**Tasks and exercises**
- A) Alter the seminary forum thread starting at "Welcome to the" and ending at "school or whatever." so that "PuritanBoard" becomes "Puritan Board", and give that passage again.
- B) Write what comes next in the forum thread comparing seminaries, picking up after its final sentence.
[Text block start]
# Master's Seminary, Southern Baptist Theological, or Trinity Evangelical Divinity?



## ArmyChaplain

I am currently an undergraduate student and plan to attend seminary in Spring 2013 to pursue a M.Div for ministry in Army Chaplaincy. I have applied to The Master's Seminary and Southern Baptist Theological Seminary. I have so far been accepted into TMS and am awaiting word from SBTS. I have seen mention of Trinity Evangelical Divinity School a few times and will look into them also. What are the pros and cons of each of these 3 seminaries AND their M.Div. programs? I am looking for sound doctrine, a well-rounded institution, top-notch education, and many opportunities/areas of ministry and social/recreational activities.


----------



## Pilgrim

Jaeden,

Welcome to the PuritanBoard!

One thing to keep in mind is that, fairly or not, people are going to tend to categorize you based on your degree, perhaps especially early in your "career." If you go to a dispensational school, it will be assumed if you are dispensational until proven otherwise. The same goes for having a degree from a Reformed/Presbyterian school, a Calvinistic Baptist school, a more Arminian Baptist school or whatever. 

If you intend to remain Southern Baptist, SBTS would be the clear choice. A lot of churches are going to prefer a prospective pastor have a degree from one of their schools. (And which one it is can make a difference too in some cases.) While it's not confessionally "Reformed Baptist," it's closer to it than TMS or TEDS. It is also one of the top evangelical seminaries in the world. I think most if not all of the faculty there will be generally Calvinistic, but not all of them (and that includes some prominent ones) are 5 point Calvinists. 

TMS is dispensational. A Calvinistic brand of dispensationalism is what you'll be taught there. Compare the TMS doctrinal statement to historic Baptist doctrinal statements like the LBCF, the Abstract of Principles (the official statement of SBTS) or even the New Hampshire Confession. (In particular, compare the ecclesiology and eschatology of those statements.) Anyone who is not on board with a pre-trib rapture will be out of step at TMS. That's not to denigrate TMS but it is what it is. I think their M.Div. program is what it is too, (a focus on languages and expository preaching geared to training pastors) whereas the other schools have more options to focus on certain things, whether it be Biblical Languages, expository preaching, Biblical Studies, etc. One advantage to TMS is that it's on the Grace Church campus and there would be unique opportunities to be mentored there in that respect that you might not get elsewhere unless you purposely seek it out. If you're familiar with that ministry you have a better idea what to expect. There certainly would be ministry opportunities available at SBTS. From what I can tell students are involved in multi-site megachurches to small country churches and everywhere in between.
[Text block end]
[Information supplied start]
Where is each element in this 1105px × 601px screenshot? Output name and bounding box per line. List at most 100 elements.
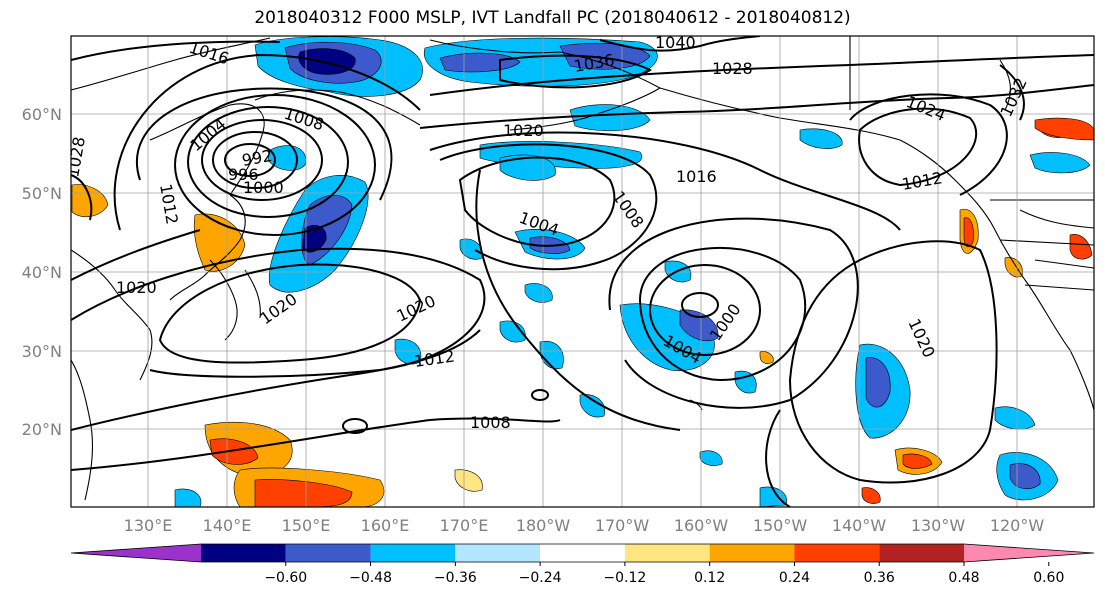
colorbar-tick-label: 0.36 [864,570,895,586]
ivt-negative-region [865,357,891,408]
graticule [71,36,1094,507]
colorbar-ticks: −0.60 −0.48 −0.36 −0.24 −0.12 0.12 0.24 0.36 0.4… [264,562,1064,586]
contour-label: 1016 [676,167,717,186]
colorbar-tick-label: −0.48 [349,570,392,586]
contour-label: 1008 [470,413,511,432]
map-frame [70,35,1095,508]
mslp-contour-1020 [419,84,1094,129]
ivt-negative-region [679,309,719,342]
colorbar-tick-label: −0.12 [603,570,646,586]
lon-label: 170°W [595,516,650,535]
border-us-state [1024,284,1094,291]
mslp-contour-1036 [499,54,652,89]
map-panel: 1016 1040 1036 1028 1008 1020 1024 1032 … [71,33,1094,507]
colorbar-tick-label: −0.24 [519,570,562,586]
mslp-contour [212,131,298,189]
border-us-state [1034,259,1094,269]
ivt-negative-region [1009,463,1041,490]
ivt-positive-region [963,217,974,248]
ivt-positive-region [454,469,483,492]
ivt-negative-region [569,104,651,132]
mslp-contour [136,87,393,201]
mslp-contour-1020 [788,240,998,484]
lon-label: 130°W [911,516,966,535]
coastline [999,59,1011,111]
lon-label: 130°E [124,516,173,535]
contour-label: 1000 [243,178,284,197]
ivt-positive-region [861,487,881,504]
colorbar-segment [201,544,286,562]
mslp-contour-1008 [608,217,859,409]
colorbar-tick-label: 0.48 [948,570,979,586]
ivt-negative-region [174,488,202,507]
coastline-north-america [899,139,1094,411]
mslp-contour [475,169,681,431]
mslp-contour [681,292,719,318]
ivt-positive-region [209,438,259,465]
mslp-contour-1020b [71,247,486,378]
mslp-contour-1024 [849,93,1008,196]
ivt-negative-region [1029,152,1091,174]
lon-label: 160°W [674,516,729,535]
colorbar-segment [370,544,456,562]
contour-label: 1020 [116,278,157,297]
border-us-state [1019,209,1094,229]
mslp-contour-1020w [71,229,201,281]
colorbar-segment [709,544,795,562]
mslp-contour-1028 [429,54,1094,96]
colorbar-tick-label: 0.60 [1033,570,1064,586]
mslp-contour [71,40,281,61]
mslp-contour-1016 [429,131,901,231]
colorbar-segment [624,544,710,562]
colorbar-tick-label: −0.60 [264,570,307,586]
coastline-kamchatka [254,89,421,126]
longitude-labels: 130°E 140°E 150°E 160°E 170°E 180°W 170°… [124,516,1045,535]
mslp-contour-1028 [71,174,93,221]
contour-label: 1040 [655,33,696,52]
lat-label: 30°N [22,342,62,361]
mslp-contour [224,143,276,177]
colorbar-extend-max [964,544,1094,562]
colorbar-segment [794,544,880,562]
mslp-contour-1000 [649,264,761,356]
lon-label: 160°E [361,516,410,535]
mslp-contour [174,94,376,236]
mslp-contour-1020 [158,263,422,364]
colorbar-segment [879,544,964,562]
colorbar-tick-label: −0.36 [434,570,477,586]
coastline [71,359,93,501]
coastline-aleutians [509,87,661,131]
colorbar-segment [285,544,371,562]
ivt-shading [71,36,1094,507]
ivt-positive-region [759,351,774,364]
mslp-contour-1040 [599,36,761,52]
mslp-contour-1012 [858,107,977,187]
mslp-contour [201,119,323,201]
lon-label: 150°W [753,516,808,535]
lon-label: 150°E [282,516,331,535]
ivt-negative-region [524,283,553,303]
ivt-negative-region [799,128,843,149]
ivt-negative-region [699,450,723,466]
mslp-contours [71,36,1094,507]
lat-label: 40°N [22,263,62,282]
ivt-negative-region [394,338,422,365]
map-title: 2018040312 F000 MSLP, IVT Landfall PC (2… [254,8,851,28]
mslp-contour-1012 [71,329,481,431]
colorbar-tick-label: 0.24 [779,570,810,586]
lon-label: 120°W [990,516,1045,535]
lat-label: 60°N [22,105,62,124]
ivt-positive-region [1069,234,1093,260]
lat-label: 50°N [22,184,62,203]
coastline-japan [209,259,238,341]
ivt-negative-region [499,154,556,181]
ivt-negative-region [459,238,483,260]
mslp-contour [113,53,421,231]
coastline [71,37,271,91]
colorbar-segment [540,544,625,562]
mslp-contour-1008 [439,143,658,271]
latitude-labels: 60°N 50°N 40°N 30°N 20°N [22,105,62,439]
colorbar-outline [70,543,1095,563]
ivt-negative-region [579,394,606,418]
[Information supplied end]
[Information supplied start]
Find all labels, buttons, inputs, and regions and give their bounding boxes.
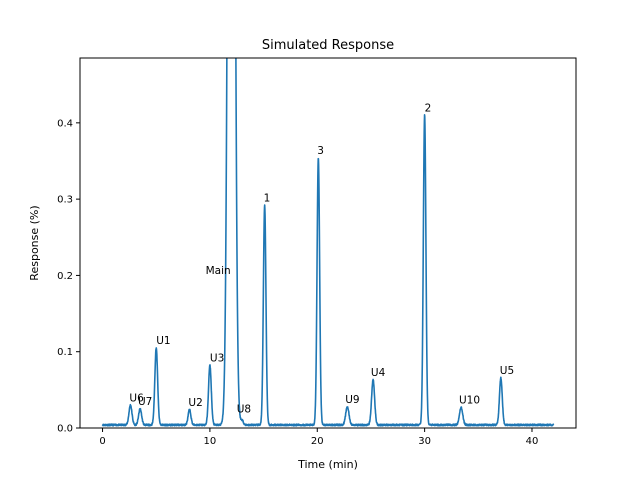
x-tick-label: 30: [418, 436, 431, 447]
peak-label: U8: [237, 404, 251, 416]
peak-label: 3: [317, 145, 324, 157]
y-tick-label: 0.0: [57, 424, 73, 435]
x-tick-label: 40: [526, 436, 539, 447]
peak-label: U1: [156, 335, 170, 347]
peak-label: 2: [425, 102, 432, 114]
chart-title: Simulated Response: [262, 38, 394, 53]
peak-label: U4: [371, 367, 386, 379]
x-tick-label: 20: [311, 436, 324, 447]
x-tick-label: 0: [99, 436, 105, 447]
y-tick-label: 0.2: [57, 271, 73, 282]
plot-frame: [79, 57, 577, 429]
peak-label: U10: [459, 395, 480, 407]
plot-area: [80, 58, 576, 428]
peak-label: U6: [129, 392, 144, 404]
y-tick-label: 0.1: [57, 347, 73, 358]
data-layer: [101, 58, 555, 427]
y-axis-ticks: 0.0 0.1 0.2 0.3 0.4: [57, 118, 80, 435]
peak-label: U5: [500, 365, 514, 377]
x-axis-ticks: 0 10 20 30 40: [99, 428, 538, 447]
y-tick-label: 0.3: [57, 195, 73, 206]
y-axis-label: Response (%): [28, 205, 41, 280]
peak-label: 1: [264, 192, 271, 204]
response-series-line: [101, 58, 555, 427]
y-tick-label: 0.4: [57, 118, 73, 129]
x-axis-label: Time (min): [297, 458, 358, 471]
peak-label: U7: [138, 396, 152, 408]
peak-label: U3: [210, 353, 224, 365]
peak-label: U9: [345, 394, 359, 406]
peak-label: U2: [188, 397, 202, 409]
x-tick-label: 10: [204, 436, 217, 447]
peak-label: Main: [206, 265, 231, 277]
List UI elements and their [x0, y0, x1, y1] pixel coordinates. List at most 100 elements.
[Information supplied end]
[Information supplied start]
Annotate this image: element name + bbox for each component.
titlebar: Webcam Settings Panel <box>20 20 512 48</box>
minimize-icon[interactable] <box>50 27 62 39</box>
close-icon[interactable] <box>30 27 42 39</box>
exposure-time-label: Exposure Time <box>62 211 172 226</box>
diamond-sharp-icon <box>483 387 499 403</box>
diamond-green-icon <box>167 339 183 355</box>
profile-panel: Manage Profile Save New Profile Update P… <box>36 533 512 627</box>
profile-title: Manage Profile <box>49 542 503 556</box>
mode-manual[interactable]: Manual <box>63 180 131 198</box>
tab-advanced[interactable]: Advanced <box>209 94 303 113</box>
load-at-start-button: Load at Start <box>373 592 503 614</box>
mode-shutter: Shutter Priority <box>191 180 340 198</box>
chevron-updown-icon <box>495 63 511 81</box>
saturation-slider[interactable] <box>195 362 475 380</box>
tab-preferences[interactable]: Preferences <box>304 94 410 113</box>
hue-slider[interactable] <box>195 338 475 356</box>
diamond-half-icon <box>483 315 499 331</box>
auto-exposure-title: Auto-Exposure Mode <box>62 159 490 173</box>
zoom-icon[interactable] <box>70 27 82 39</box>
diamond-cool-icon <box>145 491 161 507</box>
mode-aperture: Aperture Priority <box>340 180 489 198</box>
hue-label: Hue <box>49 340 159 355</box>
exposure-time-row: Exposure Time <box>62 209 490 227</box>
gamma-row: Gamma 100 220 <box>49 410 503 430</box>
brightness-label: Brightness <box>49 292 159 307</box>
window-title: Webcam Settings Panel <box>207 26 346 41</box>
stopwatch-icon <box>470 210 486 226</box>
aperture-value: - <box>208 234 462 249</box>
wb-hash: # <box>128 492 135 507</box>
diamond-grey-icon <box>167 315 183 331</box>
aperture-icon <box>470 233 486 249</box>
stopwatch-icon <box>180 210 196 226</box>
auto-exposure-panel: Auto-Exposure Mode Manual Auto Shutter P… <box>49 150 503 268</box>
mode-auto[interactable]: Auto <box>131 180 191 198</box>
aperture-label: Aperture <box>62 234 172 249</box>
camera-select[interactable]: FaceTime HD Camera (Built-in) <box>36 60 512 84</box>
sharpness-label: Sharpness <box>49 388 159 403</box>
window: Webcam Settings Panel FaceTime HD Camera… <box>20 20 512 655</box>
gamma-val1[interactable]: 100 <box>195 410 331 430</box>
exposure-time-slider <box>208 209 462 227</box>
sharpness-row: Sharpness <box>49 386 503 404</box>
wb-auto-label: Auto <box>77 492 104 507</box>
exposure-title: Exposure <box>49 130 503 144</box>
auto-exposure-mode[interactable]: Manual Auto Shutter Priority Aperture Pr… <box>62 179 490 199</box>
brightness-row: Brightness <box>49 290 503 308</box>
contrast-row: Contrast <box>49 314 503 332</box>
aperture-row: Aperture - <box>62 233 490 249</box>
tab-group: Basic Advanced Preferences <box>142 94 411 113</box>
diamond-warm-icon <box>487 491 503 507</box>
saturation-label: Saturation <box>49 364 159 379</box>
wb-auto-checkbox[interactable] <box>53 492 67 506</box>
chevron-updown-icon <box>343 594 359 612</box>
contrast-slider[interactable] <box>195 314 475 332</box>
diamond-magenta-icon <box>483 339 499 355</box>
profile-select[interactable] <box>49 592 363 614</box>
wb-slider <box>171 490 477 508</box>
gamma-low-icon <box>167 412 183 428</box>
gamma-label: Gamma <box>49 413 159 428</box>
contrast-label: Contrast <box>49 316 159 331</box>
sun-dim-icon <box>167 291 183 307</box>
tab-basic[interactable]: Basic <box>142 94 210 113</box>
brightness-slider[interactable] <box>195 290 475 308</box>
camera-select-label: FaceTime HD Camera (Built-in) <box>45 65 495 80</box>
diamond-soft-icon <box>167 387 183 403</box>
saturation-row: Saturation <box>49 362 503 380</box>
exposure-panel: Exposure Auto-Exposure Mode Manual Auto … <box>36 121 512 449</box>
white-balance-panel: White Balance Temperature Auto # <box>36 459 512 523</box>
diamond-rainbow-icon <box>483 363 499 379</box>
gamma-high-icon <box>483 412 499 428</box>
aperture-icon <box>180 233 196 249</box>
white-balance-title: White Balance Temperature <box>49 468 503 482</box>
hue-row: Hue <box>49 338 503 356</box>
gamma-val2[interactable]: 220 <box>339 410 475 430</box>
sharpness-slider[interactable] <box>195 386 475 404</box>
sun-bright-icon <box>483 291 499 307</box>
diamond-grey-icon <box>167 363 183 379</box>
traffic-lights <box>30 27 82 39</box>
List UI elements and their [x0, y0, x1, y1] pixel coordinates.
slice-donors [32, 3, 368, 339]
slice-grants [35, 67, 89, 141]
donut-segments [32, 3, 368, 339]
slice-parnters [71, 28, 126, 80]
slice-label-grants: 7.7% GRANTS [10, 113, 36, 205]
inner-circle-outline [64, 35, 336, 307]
[Information supplied end]
**Task-by-task answers**
- A)
Welcome to the Puritan Board!

One thing to keep in mind is that, fairly or not, people are going to tend to categorize you based on your degree, perhaps especially early in your "career." If you go to a dispensational school, it will be assumed if you are dispensational until proven otherwise. The same goes for having a degree from a Reformed/Presbyterian school, a Calvinistic Baptist school, a more Arminian Baptist school or whatever.

- B)
TEDS is more broadly evangelical than either and has some excellent professors. It may also be the most expensive evangelical seminary in the country. (I don't know whether or not the Army will be paying your tuition or not or how much they will pay.) 

The Biblical Counseling departments at TMS and SBTS have a Biblical/Nouthetic Counseling focus as opposed to the integration of Biblical and secular psychological counseling methods that you will find at many evangelical seminaries. I have no idea what the focus at TEDS is in that regard. I would think that a lot of what Chaplains do falls under the umbrella of counseling, so this aspect may be something to consider. 

I answered based on the information you gave in this post. But on your profile you state that you adhere to the Westminster Standards. If so that makes you a Presbyterian at heart regardless of your current church membership. In that case, I'd recommend a Presbyterian school like RTS, Greenville, Mid America Reformed Seminary, WTS, WSCAL, Puritan Seminary or maybe a few others depending on a number of circumstances.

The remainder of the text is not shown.